• [Task description]: All lines in which the word "xincailiao" occurs are to be extracted.

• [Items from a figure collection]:
----

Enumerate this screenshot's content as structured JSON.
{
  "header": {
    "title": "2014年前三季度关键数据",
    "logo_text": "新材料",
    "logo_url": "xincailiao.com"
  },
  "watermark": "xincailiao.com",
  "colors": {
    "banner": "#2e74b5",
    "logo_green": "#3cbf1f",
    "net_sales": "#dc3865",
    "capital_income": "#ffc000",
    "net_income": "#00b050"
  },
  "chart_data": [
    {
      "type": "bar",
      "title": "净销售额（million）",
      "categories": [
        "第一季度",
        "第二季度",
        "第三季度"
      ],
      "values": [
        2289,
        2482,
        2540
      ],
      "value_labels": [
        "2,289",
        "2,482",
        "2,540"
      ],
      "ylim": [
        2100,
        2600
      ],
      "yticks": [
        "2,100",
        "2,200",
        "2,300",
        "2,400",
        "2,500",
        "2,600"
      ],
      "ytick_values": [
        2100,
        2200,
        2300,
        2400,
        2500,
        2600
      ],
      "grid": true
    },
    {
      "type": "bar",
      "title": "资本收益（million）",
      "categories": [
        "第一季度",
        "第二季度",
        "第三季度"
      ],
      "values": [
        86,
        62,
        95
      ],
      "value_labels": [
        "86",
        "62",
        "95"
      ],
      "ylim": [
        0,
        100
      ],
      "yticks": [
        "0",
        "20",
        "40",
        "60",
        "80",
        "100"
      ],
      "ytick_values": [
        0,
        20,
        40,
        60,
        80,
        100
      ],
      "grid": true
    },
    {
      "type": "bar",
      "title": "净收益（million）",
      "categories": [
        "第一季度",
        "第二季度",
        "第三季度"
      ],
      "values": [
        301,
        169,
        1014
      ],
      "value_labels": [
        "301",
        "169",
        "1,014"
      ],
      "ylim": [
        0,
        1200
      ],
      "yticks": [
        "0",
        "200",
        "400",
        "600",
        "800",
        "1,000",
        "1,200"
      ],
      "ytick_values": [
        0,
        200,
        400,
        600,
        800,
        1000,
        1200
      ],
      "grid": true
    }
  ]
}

----

• [Task solution]:
    "logo_url": "xincailiao.com"
  "watermark": "xincailiao.com",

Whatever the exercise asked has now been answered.